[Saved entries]
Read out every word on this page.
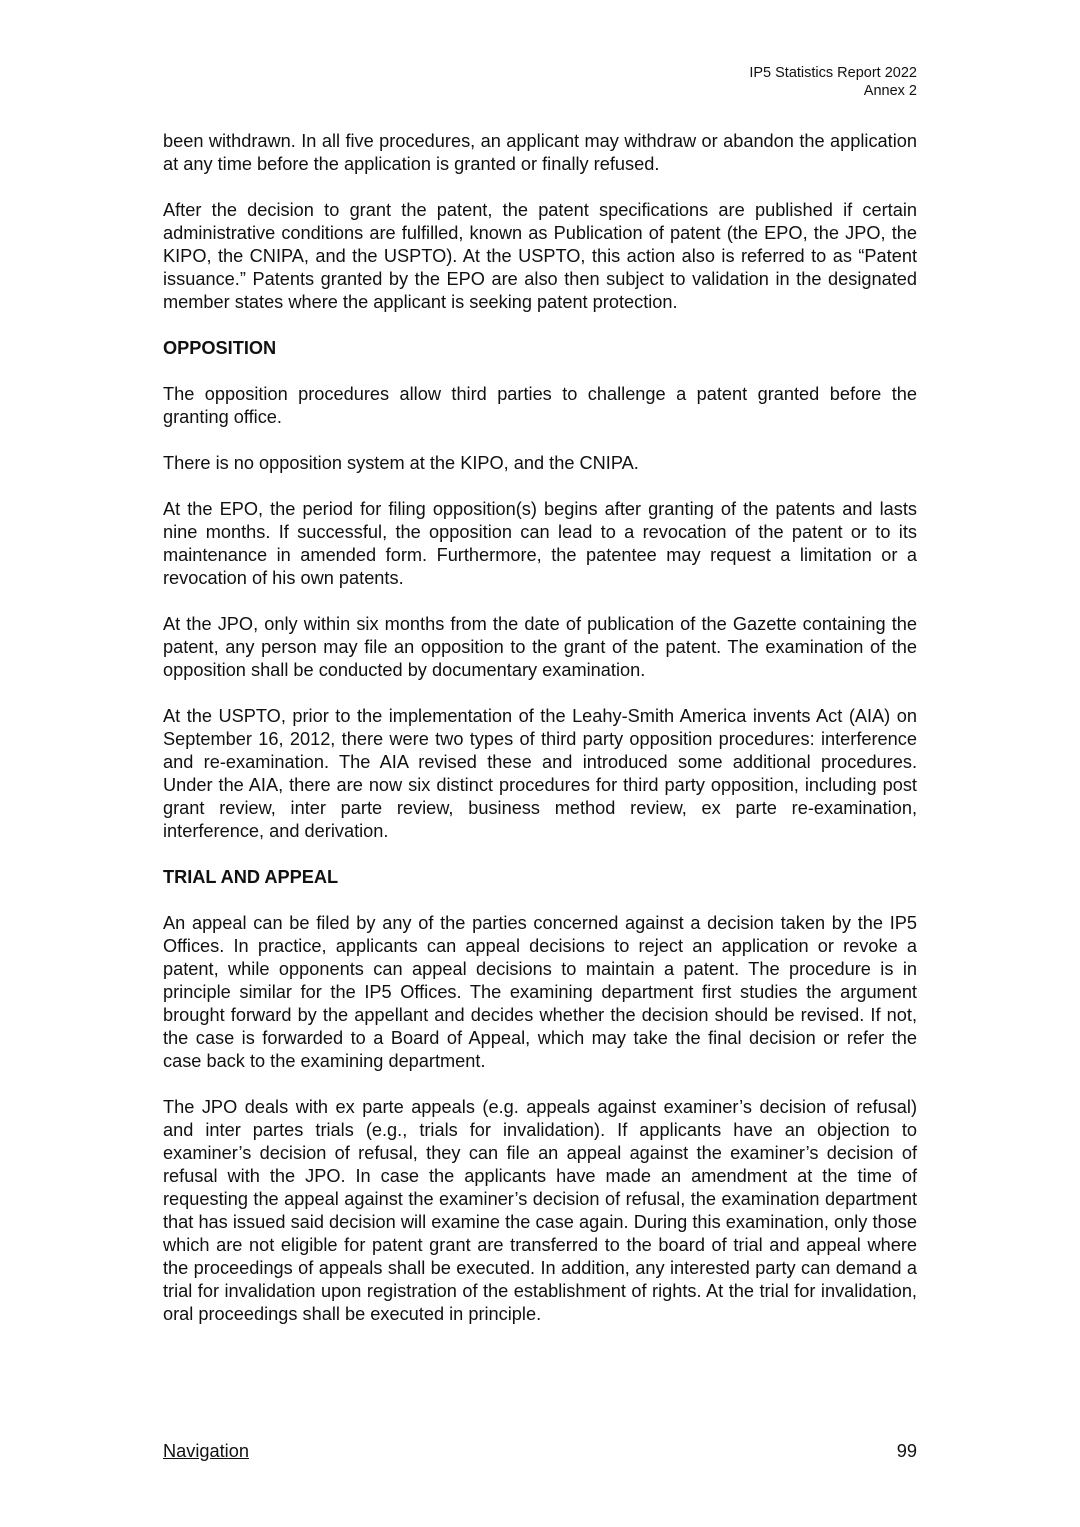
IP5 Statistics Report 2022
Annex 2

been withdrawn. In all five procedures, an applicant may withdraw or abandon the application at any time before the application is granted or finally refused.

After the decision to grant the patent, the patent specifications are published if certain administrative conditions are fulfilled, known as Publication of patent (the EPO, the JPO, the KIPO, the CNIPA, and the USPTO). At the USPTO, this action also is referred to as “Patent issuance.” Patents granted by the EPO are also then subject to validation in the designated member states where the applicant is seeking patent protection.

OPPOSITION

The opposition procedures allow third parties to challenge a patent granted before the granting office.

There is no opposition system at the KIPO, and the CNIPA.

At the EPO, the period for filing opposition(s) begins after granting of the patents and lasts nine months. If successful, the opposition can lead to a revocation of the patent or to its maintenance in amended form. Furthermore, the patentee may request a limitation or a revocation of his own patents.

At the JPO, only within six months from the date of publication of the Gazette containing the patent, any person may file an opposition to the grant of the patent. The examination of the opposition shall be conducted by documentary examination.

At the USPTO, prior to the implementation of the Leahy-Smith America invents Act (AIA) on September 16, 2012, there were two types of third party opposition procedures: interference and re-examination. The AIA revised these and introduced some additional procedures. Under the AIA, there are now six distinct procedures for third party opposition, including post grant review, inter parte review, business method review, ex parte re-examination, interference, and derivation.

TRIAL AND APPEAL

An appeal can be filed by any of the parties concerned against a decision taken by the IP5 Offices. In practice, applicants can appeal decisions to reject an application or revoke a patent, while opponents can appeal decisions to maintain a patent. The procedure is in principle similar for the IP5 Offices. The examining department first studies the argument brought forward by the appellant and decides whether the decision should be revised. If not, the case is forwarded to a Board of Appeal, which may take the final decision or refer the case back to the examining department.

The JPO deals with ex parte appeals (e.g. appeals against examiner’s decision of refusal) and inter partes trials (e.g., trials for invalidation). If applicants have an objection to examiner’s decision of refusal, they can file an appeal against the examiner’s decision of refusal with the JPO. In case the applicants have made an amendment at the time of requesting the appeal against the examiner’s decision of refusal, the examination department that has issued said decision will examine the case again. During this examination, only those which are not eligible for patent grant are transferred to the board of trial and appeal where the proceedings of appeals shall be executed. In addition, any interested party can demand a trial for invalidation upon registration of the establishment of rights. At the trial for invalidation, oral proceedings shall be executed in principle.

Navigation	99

**Task statement:** Copy every entry exactly as written. Pictures are excluded.

**Exercise output:**
Read out every word on this page.
IP5 Statistics Report 2022
Annex 2

been withdrawn. In all five procedures, an applicant may withdraw or abandon the application at any time before the application is granted or finally refused.

After the decision to grant the patent, the patent specifications are published if certain administrative conditions are fulfilled, known as Publication of patent (the EPO, the JPO, the KIPO, the CNIPA, and the USPTO). At the USPTO, this action also is referred to as “Patent issuance.” Patents granted by the EPO are also then subject to validation in the designated member states where the applicant is seeking patent protection.

OPPOSITION

The opposition procedures allow third parties to challenge a patent granted before the granting office.

There is no opposition system at the KIPO, and the CNIPA.

At the EPO, the period for filing opposition(s) begins after granting of the patents and lasts nine months. If successful, the opposition can lead to a revocation of the patent or to its maintenance in amended form. Furthermore, the patentee may request a limitation or a revocation of his own patents.

At the JPO, only within six months from the date of publication of the Gazette containing the patent, any person may file an opposition to the grant of the patent. The examination of the opposition shall be conducted by documentary examination.

At the USPTO, prior to the implementation of the Leahy-Smith America invents Act (AIA) on September 16, 2012, there were two types of third party opposition procedures: interference and re-examination. The AIA revised these and introduced some additional procedures. Under the AIA, there are now six distinct procedures for third party opposition, including post grant review, inter parte review, business method review, ex parte re-examination, interference, and derivation.

TRIAL AND APPEAL

An appeal can be filed by any of the parties concerned against a decision taken by the IP5 Offices. In practice, applicants can appeal decisions to reject an application or revoke a patent, while opponents can appeal decisions to maintain a patent. The procedure is in principle similar for the IP5 Offices. The examining department first studies the argument brought forward by the appellant and decides whether the decision should be revised. If not, the case is forwarded to a Board of Appeal, which may take the final decision or refer the case back to the examining department.

The JPO deals with ex parte appeals (e.g. appeals against examiner’s decision of refusal) and inter partes trials (e.g., trials for invalidation). If applicants have an objection to examiner’s decision of refusal, they can file an appeal against the examiner’s decision of refusal with the JPO. In case the applicants have made an amendment at the time of requesting the appeal against the examiner’s decision of refusal, the examination department that has issued said decision will examine the case again. During this examination, only those which are not eligible for patent grant are transferred to the board of trial and appeal where the proceedings of appeals shall be executed. In addition, any interested party can demand a trial for invalidation upon registration of the establishment of rights. At the trial for invalidation, oral proceedings shall be executed in principle.

Navigation	99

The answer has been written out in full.